ALCOM makes package management better. It does not remove the need for discipline.

For VRChat projects, stability comes from three things working together:

  • ALCOM for package management
  • version control for tracked changes
  • backups before risky edits

The Rule

Before any risky change:

  • make a commit
  • or make a backup
  • preferably both

Risky changes include:

  • SDK upgrades
  • shader-framework upgrades
  • large package installs
  • Unity version changes
  • repository source changes

Healthy Project Maintenance

To keep projects stable:

  • keep templates lean enough that you still trust the starting state they produce
  • update packages in small groups
  • keep repositories tidy
  • avoid stale experimental packages sitting in production projects
  • test after upgrades, not days later
  • keep one clean rollback point before every major package change

Recovery Mindset

If a project breaks after package changes, do not keep stacking fixes on top of the broken state.

Instead:

  1. identify the last known good state
  2. restore from version control or backup
  3. repeat the change more carefully
  4. isolate which package or upgrade caused the issue

That is usually faster than trying to improvisationally patch a broken project back together.

Good Recovery Tools

Use at least one of these:

  • Git or Plastic for tracked project history
  • zipped project snapshots before major changes
  • separate test projects for package experiments

ALCOM improves the package workflow, but your real safety net is still external project history.
--- --- ---
_OBJECTIVE_: In the VRChat project stability guide, what should be done before any risky change? The entries after the VRChat project stability guide are separate material.
--- --- ---
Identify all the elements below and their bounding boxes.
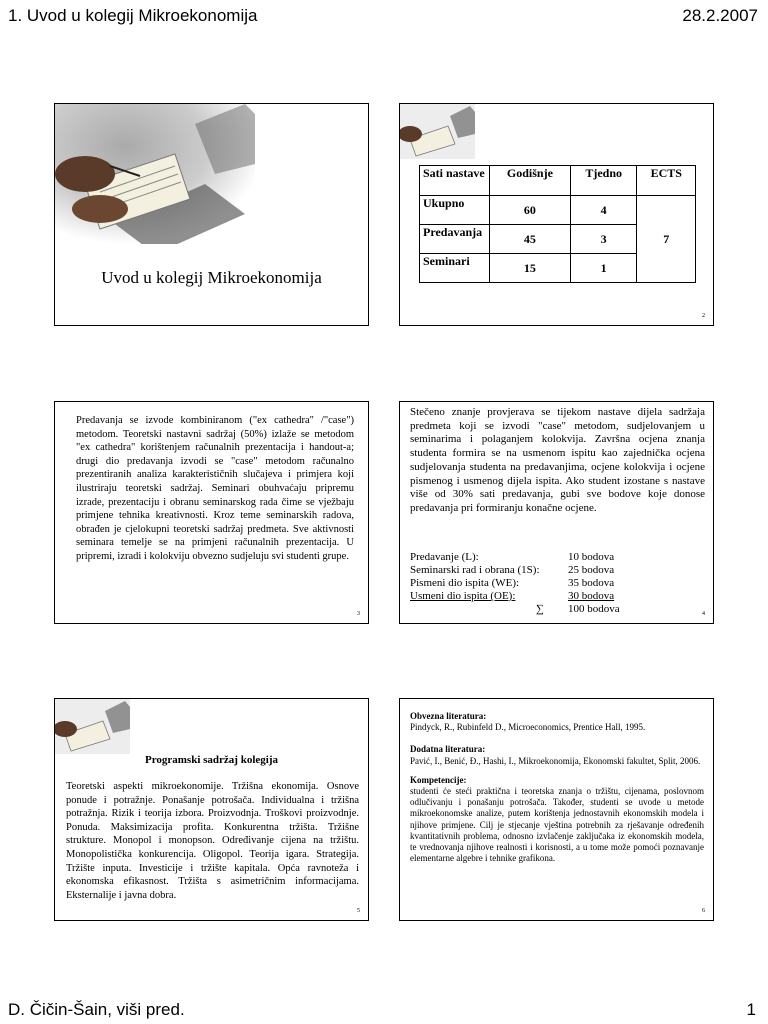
- dodatna-literatura-title: Dodatna literatura:: [410, 744, 486, 755]
- slide-1-title: Uvod u kolegij Mikroekonomija: [101, 268, 322, 287]
- kompetencije-text: studenti će steći praktična i teoretska znanja o tržištu, cijenama, poslovnom odlučivanju i ponašanju potrošača. Također, studenti se uvode u metode mikroekonomske analize, putem korištenja jednostavnih ekonomskih modela i njihove primjene. Cilj je stjecanje vještina potrebnih za rješavanje određenih kvantitativnih problema, odnosno izvlačenje zaključaka iz ekonomskih modela, te vrednovanja njihove realnosti i korisnosti, a u tome može pomoći poznavanje elementarne algebre i tehnike grafikona.: [410, 786, 704, 864]
- document-title: 1. Uvod u kolegij Mikroekonomija: [8, 6, 258, 25]
- slide-3: [54, 401, 369, 624]
- slide-2: [399, 103, 714, 326]
- dodatna-literatura-text: Pavić, I., Benić, Đ., Hashi, I., Mikroekonomija, Ekonomski fakultet, Split, 2006.: [410, 755, 701, 766]
- points-row: Predavanje (L): 10 bodova: [410, 551, 615, 563]
- hands-notebook-thumbnail: [400, 104, 475, 159]
- hours-table: [419, 165, 696, 283]
- points-list: [410, 551, 670, 616]
- cell-seminari-tjedno: 1: [570, 254, 637, 283]
- points-total: 100 bodova: [568, 603, 620, 615]
- cell-predavanja-tjedno: 3: [570, 225, 637, 254]
- cell-seminari-godisnje: 15: [490, 254, 571, 283]
- header-godisnje: Godišnje: [490, 166, 571, 196]
- slide-5-text: Teoretski aspekti mikroekonomije. Tržišna ekonomija. Osnove ponude i potražnje. Ponašanje potrošača. Individualna i tržišna potražnja. Rizik i teorija izbora. Proizvodnja. Troškovi proizvodnje. Ponuda. Maksimizacija profita. Konkurentna tržišta. Tržišne strukture. Monopol i monopson. Određivanje cijena na tržištu. Monopolistička konkurencija. Oligopol. Teorija igara. Strategija. Tržište inputa. Investicije i tržište kapitala. Opća ravnoteža i ekonomska efikasnost. Tržišta s asimetričnim informacijama. Eksternalije i javna dobra.: [66, 781, 359, 901]
- slide-number: 3: [357, 611, 360, 617]
- header-tjedno: Tjedno: [570, 166, 637, 196]
- header-sati-nastave: Sati nastave: [420, 166, 490, 196]
- slide-number: 5: [357, 908, 360, 914]
- slide-3-text: Predavanja se izvode kombiniranom ("ex cathedra" /"case") metodom. Teoretski nastavni sadržaj (50%) izlaže se metodom "ex cathedra" korištenjem računalnih prezentacija i handout-a; drugi dio predavanja izvodi se "case" metodom računalno prezentiranih analiza karakterističnih slučajeva i primjera koji ilustriraju teoretski sadržaj. Seminari obuhvaćaju pripremu izrade, prezentaciju i obranu seminarskog rada čime se vježbaju primjene tehnika kreativnosti. Kroz teme seminarskih radova, obrađen je cjelokupni teoretski sadržaj predmeta. Sve aktivnosti seminara temelje se na primjeni računalnih prezentacija. U pripremi, izradi i kolokviju obvezno sudjeluju svi studenti grupe.: [76, 415, 354, 562]
- points-row: Seminarski rad i obrana (1S): 25 bodova: [410, 564, 615, 576]
- points-total-row: [410, 603, 670, 616]
- slide-4: [399, 401, 714, 624]
- slide-1: [54, 103, 369, 326]
- document-date: 28.2.2007: [682, 6, 758, 25]
- slide-4-text: Stečeno znanje provjerava se tijekom nastave dijela sadržaja predmeta koji se izvodi "case" metodom, sudjelovanjem u seminarima i polaganjem kolokvija. Završna ocjena znanja studenta formira se na usmenom ispitu kao zajednička ocjena sudjelovanja studenta na predavanjima, ocjene kolokvija i ocjene pismenog i usmenog dijela ispita. Ako student izostane s nastave više od 30% sati predavanja, gubi sve bodove koje donose predavanja pri formiranju konačne ocjene.: [410, 406, 705, 514]
- row-label-seminari: Seminari: [420, 254, 490, 283]
- points-row: Usmeni dio ispita (OE): 30 bodova: [410, 590, 615, 602]
- slide-number: 2: [702, 313, 705, 319]
- slide-5-title: Programski sadržaj kolegija: [144, 754, 278, 766]
- slide-5: [54, 698, 369, 921]
- cell-ukupno-tjedno: 4: [570, 196, 637, 225]
- obvezna-literatura-text: Pindyck, R., Rubinfeld D., Microeconomics, Prentice Hall, 1995.: [410, 722, 646, 733]
- footer-page-number: 1: [746, 1000, 756, 1019]
- footer-author: D. Čičin-Šain, viši pred.: [8, 1000, 185, 1019]
- row-label-ukupno: Ukupno: [420, 196, 490, 225]
- slide-6: [399, 698, 714, 921]
- cell-ukupno-godisnje: 60: [490, 196, 571, 225]
- row-label-predavanja: Predavanja: [420, 225, 490, 254]
- obvezna-literatura-title: Obvezna literatura:: [410, 711, 487, 721]
- slide-6-content: [410, 711, 704, 864]
- cell-predavanja-godisnje: 45: [490, 225, 571, 254]
- slide-number: 6: [702, 908, 705, 914]
- slide-number: 4: [702, 611, 705, 617]
- sum-symbol: ∑: [536, 603, 544, 615]
- hands-notebook-thumbnail: [55, 699, 130, 754]
- cell-ects: 7: [637, 196, 696, 283]
- header-ects: ECTS: [637, 166, 696, 196]
- points-row: Pismeni dio ispita (WE): 35 bodova: [410, 577, 615, 589]
- hands-notebook-image: [55, 104, 255, 244]
- kompetencije-title: Kompetencije:: [410, 774, 467, 785]
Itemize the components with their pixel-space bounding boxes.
--- --- ---
_FINISHED TASK_: Make a commit or a backup, preferably both.